▸ PROBLEM: Copy all lines of the listing that include the string "作者采用直抒胸臆的手法".

Collected data
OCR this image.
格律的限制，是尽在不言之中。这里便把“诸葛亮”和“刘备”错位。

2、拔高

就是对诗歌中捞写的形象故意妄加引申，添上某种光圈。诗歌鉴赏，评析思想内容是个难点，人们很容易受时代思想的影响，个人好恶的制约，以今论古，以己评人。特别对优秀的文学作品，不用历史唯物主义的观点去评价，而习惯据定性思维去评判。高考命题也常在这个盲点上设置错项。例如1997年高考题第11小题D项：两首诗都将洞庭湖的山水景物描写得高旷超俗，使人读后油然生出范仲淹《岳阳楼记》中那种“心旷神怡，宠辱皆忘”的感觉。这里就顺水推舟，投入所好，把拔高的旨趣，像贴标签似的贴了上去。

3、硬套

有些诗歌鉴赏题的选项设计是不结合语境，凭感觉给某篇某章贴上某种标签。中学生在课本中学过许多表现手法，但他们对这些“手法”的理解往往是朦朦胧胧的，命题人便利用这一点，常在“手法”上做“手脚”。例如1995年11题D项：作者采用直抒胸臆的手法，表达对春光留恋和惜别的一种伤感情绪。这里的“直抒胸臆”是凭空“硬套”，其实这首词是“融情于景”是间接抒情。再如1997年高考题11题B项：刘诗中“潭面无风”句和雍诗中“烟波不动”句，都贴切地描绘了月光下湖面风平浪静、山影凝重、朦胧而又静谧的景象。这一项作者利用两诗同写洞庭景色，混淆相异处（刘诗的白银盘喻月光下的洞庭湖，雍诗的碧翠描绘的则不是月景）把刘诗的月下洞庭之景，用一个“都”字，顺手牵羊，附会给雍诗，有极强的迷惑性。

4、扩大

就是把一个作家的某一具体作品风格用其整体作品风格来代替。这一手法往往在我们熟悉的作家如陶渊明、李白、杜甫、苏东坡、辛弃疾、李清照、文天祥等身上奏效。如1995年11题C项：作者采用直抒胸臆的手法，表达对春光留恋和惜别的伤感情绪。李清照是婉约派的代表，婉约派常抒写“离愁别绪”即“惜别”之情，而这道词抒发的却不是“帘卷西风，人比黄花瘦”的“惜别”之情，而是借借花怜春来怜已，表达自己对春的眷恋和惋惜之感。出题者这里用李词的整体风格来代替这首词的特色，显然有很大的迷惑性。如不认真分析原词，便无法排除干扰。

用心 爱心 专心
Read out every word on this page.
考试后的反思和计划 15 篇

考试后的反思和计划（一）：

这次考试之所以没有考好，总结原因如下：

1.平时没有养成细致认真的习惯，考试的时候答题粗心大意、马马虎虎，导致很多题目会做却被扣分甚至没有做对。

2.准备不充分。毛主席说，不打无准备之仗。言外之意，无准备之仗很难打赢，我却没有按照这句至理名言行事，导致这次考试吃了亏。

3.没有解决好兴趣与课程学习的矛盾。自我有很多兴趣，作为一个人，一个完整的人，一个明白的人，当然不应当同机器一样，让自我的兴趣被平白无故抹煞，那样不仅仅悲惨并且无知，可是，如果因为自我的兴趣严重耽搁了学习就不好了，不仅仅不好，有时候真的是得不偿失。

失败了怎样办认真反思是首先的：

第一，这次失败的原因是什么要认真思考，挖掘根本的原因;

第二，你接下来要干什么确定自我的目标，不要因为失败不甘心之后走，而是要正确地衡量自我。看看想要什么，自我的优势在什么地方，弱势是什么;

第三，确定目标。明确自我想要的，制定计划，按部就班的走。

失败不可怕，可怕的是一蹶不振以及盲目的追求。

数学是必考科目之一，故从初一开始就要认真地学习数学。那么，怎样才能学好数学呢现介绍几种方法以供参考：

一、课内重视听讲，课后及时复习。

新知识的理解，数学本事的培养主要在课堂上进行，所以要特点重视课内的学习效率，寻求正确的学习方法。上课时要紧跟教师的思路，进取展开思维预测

▸ SOLUTION FOR THIS PROBLEM:
有些诗歌鉴赏题的选项设计是不结合语境，凭感觉给某篇某章贴上某种标签。中学生在课本中学过许多表现手法，但他们对这些“手法”的理解往往是朦朦胧胧的，命题人便利用这一点，常在“手法”上做“手脚”。例如1995年11题D项：作者采用直抒胸臆的手法，表达对春光留恋和惜别的一种伤感情绪。这里的“直抒胸臆”是凭空“硬套”，其实这首词是“融情于景”是间接抒情。再如1997年高考题11题B项：刘诗中“潭面无风”句和雍诗中“烟波不动”句，都贴切地描绘了月光下湖面风平浪静、山影凝重、朦胧而又静谧的景象。这一项作者利用两诗同写洞庭景色，混淆相异处（刘诗的白银盘喻月光下的洞庭湖，雍诗的碧翠描绘的则不是月景）把刘诗的月下洞庭之景，用一个“都”字，顺手牵羊，附会给雍诗，有极强的迷惑性。
就是把一个作家的某一具体作品风格用其整体作品风格来代替。这一手法往往在我们熟悉的作家如陶渊明、李白、杜甫、苏东坡、辛弃疾、李清照、文天祥等身上奏效。如1995年11题C项：作者采用直抒胸臆的手法，表达对春光留恋和惜别的伤感情绪。李清照是婉约派的代表，婉约派常抒写“离愁别绪”即“惜别”之情，而这道词抒发的却不是“帘卷西风，人比黄花瘦”的“惜别”之情，而是借借花怜春来怜已，表达自己对春的眷恋和惋惜之感。出题者这里用李词的整体风格来代替这首词的特色，显然有很大的迷惑性。如不认真分析原词，便无法排除干扰。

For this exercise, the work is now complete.